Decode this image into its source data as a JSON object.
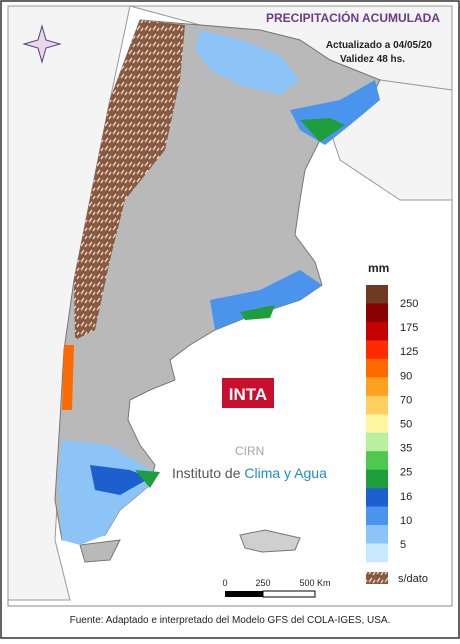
{
  "header": {
    "title": "PRECIPITACIÓN ACUMULADA",
    "updated": "Actualizado a 04/05/20",
    "validity": "Validez 48 hs."
  },
  "legend": {
    "unit": "mm",
    "labels": [
      "250",
      "175",
      "125",
      "90",
      "70",
      "50",
      "35",
      "25",
      "16",
      "10",
      "5"
    ],
    "colors": [
      "#6e3a22",
      "#8b0000",
      "#c40000",
      "#ff2a00",
      "#ff6a00",
      "#ffa020",
      "#ffd060",
      "#fff4a0",
      "#b8f0a0",
      "#50c850",
      "#1e9e3c",
      "#1e5fd0",
      "#4a94ee",
      "#8cc4f8",
      "#c8e8fc"
    ],
    "nodata": "s/dato"
  },
  "scale": {
    "labels": [
      "0",
      "250",
      "500 Km"
    ]
  },
  "logos": {
    "inta": "INTA",
    "cirn": "CIRN",
    "institute": "Instituto de ",
    "institute_emph": "Clima y Agua"
  },
  "footer": "Fuente: Adaptado e interpretado del Modelo GFS del COLA-IGES, USA."
}
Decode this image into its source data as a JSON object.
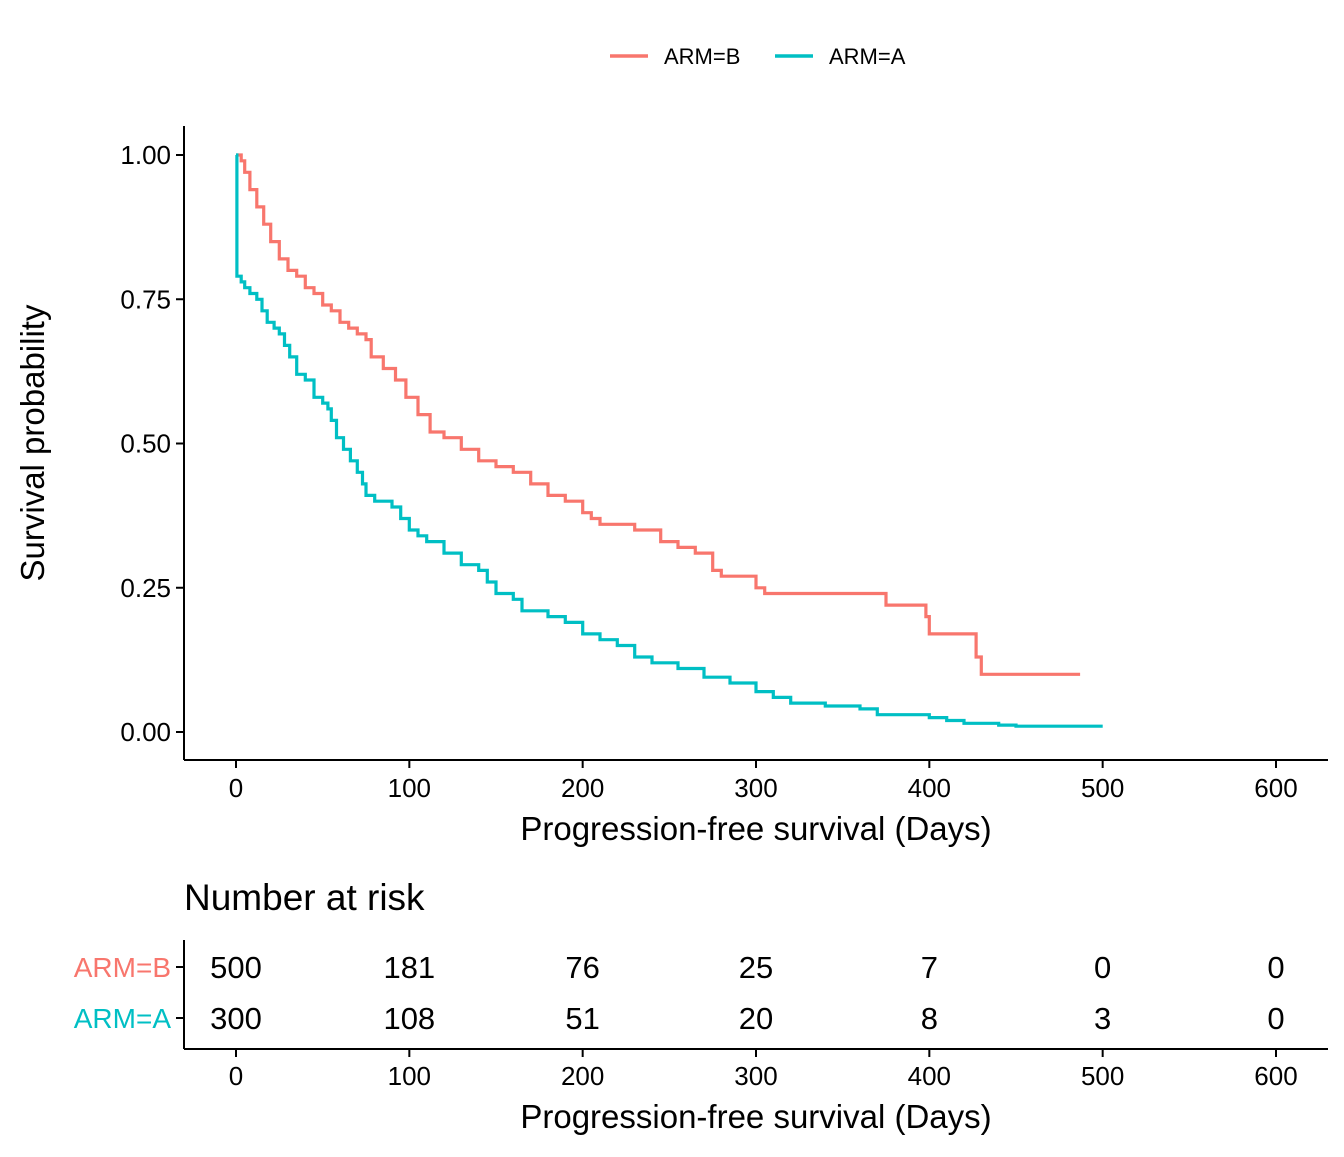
{
  "legend": {
    "position": "top",
    "items": [
      {
        "label": "ARM=B",
        "color": "#F8766D"
      },
      {
        "label": "ARM=A",
        "color": "#00BFC4"
      }
    ]
  },
  "chart_data": {
    "type": "line",
    "step": true,
    "xlabel": "Progression-free survival (Days)",
    "ylabel": "Survival probability",
    "xlim": [
      0,
      600
    ],
    "ylim": [
      0,
      1
    ],
    "xticks": [
      0,
      100,
      200,
      300,
      400,
      500,
      600
    ],
    "xtick_labels": [
      "0",
      "100",
      "200",
      "300",
      "400",
      "500",
      "600"
    ],
    "yticks": [
      0,
      0.25,
      0.5,
      0.75,
      1
    ],
    "ytick_labels": [
      "0.00",
      "0.25",
      "0.50",
      "0.75",
      "1.00"
    ],
    "grid": false,
    "series": [
      {
        "name": "ARM=B",
        "color": "#F8766D",
        "points": [
          [
            0,
            1.0
          ],
          [
            3,
            0.99
          ],
          [
            5,
            0.97
          ],
          [
            8,
            0.94
          ],
          [
            12,
            0.91
          ],
          [
            16,
            0.88
          ],
          [
            20,
            0.85
          ],
          [
            25,
            0.82
          ],
          [
            30,
            0.8
          ],
          [
            35,
            0.79
          ],
          [
            40,
            0.77
          ],
          [
            45,
            0.76
          ],
          [
            50,
            0.74
          ],
          [
            55,
            0.73
          ],
          [
            60,
            0.71
          ],
          [
            65,
            0.7
          ],
          [
            70,
            0.69
          ],
          [
            75,
            0.68
          ],
          [
            78,
            0.65
          ],
          [
            85,
            0.63
          ],
          [
            92,
            0.61
          ],
          [
            98,
            0.58
          ],
          [
            105,
            0.55
          ],
          [
            112,
            0.52
          ],
          [
            120,
            0.51
          ],
          [
            130,
            0.49
          ],
          [
            140,
            0.47
          ],
          [
            150,
            0.46
          ],
          [
            160,
            0.45
          ],
          [
            170,
            0.43
          ],
          [
            180,
            0.41
          ],
          [
            190,
            0.4
          ],
          [
            200,
            0.38
          ],
          [
            205,
            0.37
          ],
          [
            210,
            0.36
          ],
          [
            230,
            0.35
          ],
          [
            245,
            0.33
          ],
          [
            255,
            0.32
          ],
          [
            265,
            0.31
          ],
          [
            275,
            0.28
          ],
          [
            280,
            0.27
          ],
          [
            300,
            0.25
          ],
          [
            305,
            0.24
          ],
          [
            320,
            0.24
          ],
          [
            374,
            0.24
          ],
          [
            375,
            0.22
          ],
          [
            396,
            0.22
          ],
          [
            398,
            0.2
          ],
          [
            400,
            0.17
          ],
          [
            425,
            0.17
          ],
          [
            427,
            0.13
          ],
          [
            430,
            0.1
          ],
          [
            487,
            0.1
          ]
        ]
      },
      {
        "name": "ARM=A",
        "color": "#00BFC4",
        "points": [
          [
            0,
            1.0
          ],
          [
            0.5,
            0.79
          ],
          [
            3,
            0.78
          ],
          [
            5,
            0.77
          ],
          [
            8,
            0.76
          ],
          [
            12,
            0.75
          ],
          [
            15,
            0.73
          ],
          [
            18,
            0.71
          ],
          [
            22,
            0.7
          ],
          [
            25,
            0.69
          ],
          [
            28,
            0.67
          ],
          [
            31,
            0.65
          ],
          [
            35,
            0.62
          ],
          [
            40,
            0.61
          ],
          [
            45,
            0.58
          ],
          [
            50,
            0.57
          ],
          [
            53,
            0.56
          ],
          [
            55,
            0.54
          ],
          [
            58,
            0.51
          ],
          [
            62,
            0.49
          ],
          [
            66,
            0.47
          ],
          [
            70,
            0.45
          ],
          [
            73,
            0.43
          ],
          [
            75,
            0.41
          ],
          [
            80,
            0.4
          ],
          [
            90,
            0.39
          ],
          [
            95,
            0.37
          ],
          [
            100,
            0.35
          ],
          [
            105,
            0.34
          ],
          [
            110,
            0.33
          ],
          [
            120,
            0.31
          ],
          [
            130,
            0.29
          ],
          [
            140,
            0.28
          ],
          [
            145,
            0.26
          ],
          [
            150,
            0.24
          ],
          [
            160,
            0.23
          ],
          [
            165,
            0.21
          ],
          [
            180,
            0.2
          ],
          [
            190,
            0.19
          ],
          [
            200,
            0.17
          ],
          [
            210,
            0.16
          ],
          [
            220,
            0.15
          ],
          [
            230,
            0.13
          ],
          [
            240,
            0.12
          ],
          [
            255,
            0.11
          ],
          [
            270,
            0.095
          ],
          [
            285,
            0.085
          ],
          [
            300,
            0.07
          ],
          [
            310,
            0.06
          ],
          [
            320,
            0.05
          ],
          [
            340,
            0.045
          ],
          [
            360,
            0.04
          ],
          [
            370,
            0.03
          ],
          [
            395,
            0.03
          ],
          [
            400,
            0.025
          ],
          [
            410,
            0.02
          ],
          [
            420,
            0.015
          ],
          [
            440,
            0.012
          ],
          [
            450,
            0.01
          ],
          [
            500,
            0.01
          ]
        ]
      }
    ]
  },
  "risk_table": {
    "title": "Number at risk",
    "xlabel": "Progression-free survival (Days)",
    "xticks": [
      0,
      100,
      200,
      300,
      400,
      500,
      600
    ],
    "xtick_labels": [
      "0",
      "100",
      "200",
      "300",
      "400",
      "500",
      "600"
    ],
    "rows": [
      {
        "label": "ARM=B",
        "color": "#F8766D",
        "values": [
          "500",
          "181",
          "76",
          "25",
          "7",
          "0",
          "0"
        ]
      },
      {
        "label": "ARM=A",
        "color": "#00BFC4",
        "values": [
          "300",
          "108",
          "51",
          "20",
          "8",
          "3",
          "0"
        ]
      }
    ]
  }
}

### INSTRUCTIONS FOR THE TASK
Skip the pictures and print each record exactly as it stands.

### TASK RESULT
Decode this image into its source data as a JSON object.
{
  "header": {
    "title": "PRECIPITACIÓN ACUMULADA",
    "updated": "Actualizado a 04/05/20",
    "validity": "Validez 48 hs."
  },
  "legend": {
    "unit": "mm",
    "labels": [
      "250",
      "175",
      "125",
      "90",
      "70",
      "50",
      "35",
      "25",
      "16",
      "10",
      "5"
    ],
    "colors": [
      "#6e3a22",
      "#8b0000",
      "#c40000",
      "#ff2a00",
      "#ff6a00",
      "#ffa020",
      "#ffd060",
      "#fff4a0",
      "#b8f0a0",
      "#50c850",
      "#1e9e3c",
      "#1e5fd0",
      "#4a94ee",
      "#8cc4f8",
      "#c8e8fc"
    ],
    "nodata": "s/dato"
  },
  "scale": {
    "labels": [
      "0",
      "250",
      "500 Km"
    ]
  },
  "logos": {
    "inta": "INTA",
    "cirn": "CIRN",
    "institute": "Instituto de ",
    "institute_emph": "Clima y Agua"
  },
  "footer": "Fuente: Adaptado e interpretado del Modelo GFS del COLA-IGES, USA."
}
Decode this image into its source data as a JSON object.
{
  "legend": {
    "position": "top",
    "items": [
      {
        "label": "ARM=B",
        "color": "#F8766D"
      },
      {
        "label": "ARM=A",
        "color": "#00BFC4"
      }
    ]
  },
  "chart_data": {
    "type": "line",
    "step": true,
    "xlabel": "Progression-free survival (Days)",
    "ylabel": "Survival probability",
    "xlim": [
      0,
      600
    ],
    "ylim": [
      0,
      1
    ],
    "xticks": [
      0,
      100,
      200,
      300,
      400,
      500,
      600
    ],
    "xtick_labels": [
      "0",
      "100",
      "200",
      "300",
      "400",
      "500",
      "600"
    ],
    "yticks": [
      0,
      0.25,
      0.5,
      0.75,
      1
    ],
    "ytick_labels": [
      "0.00",
      "0.25",
      "0.50",
      "0.75",
      "1.00"
    ],
    "grid": false,
    "series": [
      {
        "name": "ARM=B",
        "color": "#F8766D",
        "points": [
          [
            0,
            1.0
          ],
          [
            3,
            0.99
          ],
          [
            5,
            0.97
          ],
          [
            8,
            0.94
          ],
          [
            12,
            0.91
          ],
          [
            16,
            0.88
          ],
          [
            20,
            0.85
          ],
          [
            25,
            0.82
          ],
          [
            30,
            0.8
          ],
          [
            35,
            0.79
          ],
          [
            40,
            0.77
          ],
          [
            45,
            0.76
          ],
          [
            50,
            0.74
          ],
          [
            55,
            0.73
          ],
          [
            60,
            0.71
          ],
          [
            65,
            0.7
          ],
          [
            70,
            0.69
          ],
          [
            75,
            0.68
          ],
          [
            78,
            0.65
          ],
          [
            85,
            0.63
          ],
          [
            92,
            0.61
          ],
          [
            98,
            0.58
          ],
          [
            105,
            0.55
          ],
          [
            112,
            0.52
          ],
          [
            120,
            0.51
          ],
          [
            130,
            0.49
          ],
          [
            140,
            0.47
          ],
          [
            150,
            0.46
          ],
          [
            160,
            0.45
          ],
          [
            170,
            0.43
          ],
          [
            180,
            0.41
          ],
          [
            190,
            0.4
          ],
          [
            200,
            0.38
          ],
          [
            205,
            0.37
          ],
          [
            210,
            0.36
          ],
          [
            230,
            0.35
          ],
          [
            245,
            0.33
          ],
          [
            255,
            0.32
          ],
          [
            265,
            0.31
          ],
          [
            275,
            0.28
          ],
          [
            280,
            0.27
          ],
          [
            300,
            0.25
          ],
          [
            305,
            0.24
          ],
          [
            320,
            0.24
          ],
          [
            374,
            0.24
          ],
          [
            375,
            0.22
          ],
          [
            396,
            0.22
          ],
          [
            398,
            0.2
          ],
          [
            400,
            0.17
          ],
          [
            425,
            0.17
          ],
          [
            427,
            0.13
          ],
          [
            430,
            0.1
          ],
          [
            487,
            0.1
          ]
        ]
      },
      {
        "name": "ARM=A",
        "color": "#00BFC4",
        "points": [
          [
            0,
            1.0
          ],
          [
            0.5,
            0.79
          ],
          [
            3,
            0.78
          ],
          [
            5,
            0.77
          ],
          [
            8,
            0.76
          ],
          [
            12,
            0.75
          ],
          [
            15,
            0.73
          ],
          [
            18,
            0.71
          ],
          [
            22,
            0.7
          ],
          [
            25,
            0.69
          ],
          [
            28,
            0.67
          ],
          [
            31,
            0.65
          ],
          [
            35,
            0.62
          ],
          [
            40,
            0.61
          ],
          [
            45,
            0.58
          ],
          [
            50,
            0.57
          ],
          [
            53,
            0.56
          ],
          [
            55,
            0.54
          ],
          [
            58,
            0.51
          ],
          [
            62,
            0.49
          ],
          [
            66,
            0.47
          ],
          [
            70,
            0.45
          ],
          [
            73,
            0.43
          ],
          [
            75,
            0.41
          ],
          [
            80,
            0.4
          ],
          [
            90,
            0.39
          ],
          [
            95,
            0.37
          ],
          [
            100,
            0.35
          ],
          [
            105,
            0.34
          ],
          [
            110,
            0.33
          ],
          [
            120,
            0.31
          ],
          [
            130,
            0.29
          ],
          [
            140,
            0.28
          ],
          [
            145,
            0.26
          ],
          [
            150,
            0.24
          ],
          [
            160,
            0.23
          ],
          [
            165,
            0.21
          ],
          [
            180,
            0.2
          ],
          [
            190,
            0.19
          ],
          [
            200,
            0.17
          ],
          [
            210,
            0.16
          ],
          [
            220,
            0.15
          ],
          [
            230,
            0.13
          ],
          [
            240,
            0.12
          ],
          [
            255,
            0.11
          ],
          [
            270,
            0.095
          ],
          [
            285,
            0.085
          ],
          [
            300,
            0.07
          ],
          [
            310,
            0.06
          ],
          [
            320,
            0.05
          ],
          [
            340,
            0.045
          ],
          [
            360,
            0.04
          ],
          [
            370,
            0.03
          ],
          [
            395,
            0.03
          ],
          [
            400,
            0.025
          ],
          [
            410,
            0.02
          ],
          [
            420,
            0.015
          ],
          [
            440,
            0.012
          ],
          [
            450,
            0.01
          ],
          [
            500,
            0.01
          ]
        ]
      }
    ]
  },
  "risk_table": {
    "title": "Number at risk",
    "xlabel": "Progression-free survival (Days)",
    "xticks": [
      0,
      100,
      200,
      300,
      400,
      500,
      600
    ],
    "xtick_labels": [
      "0",
      "100",
      "200",
      "300",
      "400",
      "500",
      "600"
    ],
    "rows": [
      {
        "label": "ARM=B",
        "color": "#F8766D",
        "values": [
          "500",
          "181",
          "76",
          "25",
          "7",
          "0",
          "0"
        ]
      },
      {
        "label": "ARM=A",
        "color": "#00BFC4",
        "values": [
          "300",
          "108",
          "51",
          "20",
          "8",
          "3",
          "0"
        ]
      }
    ]
  }
}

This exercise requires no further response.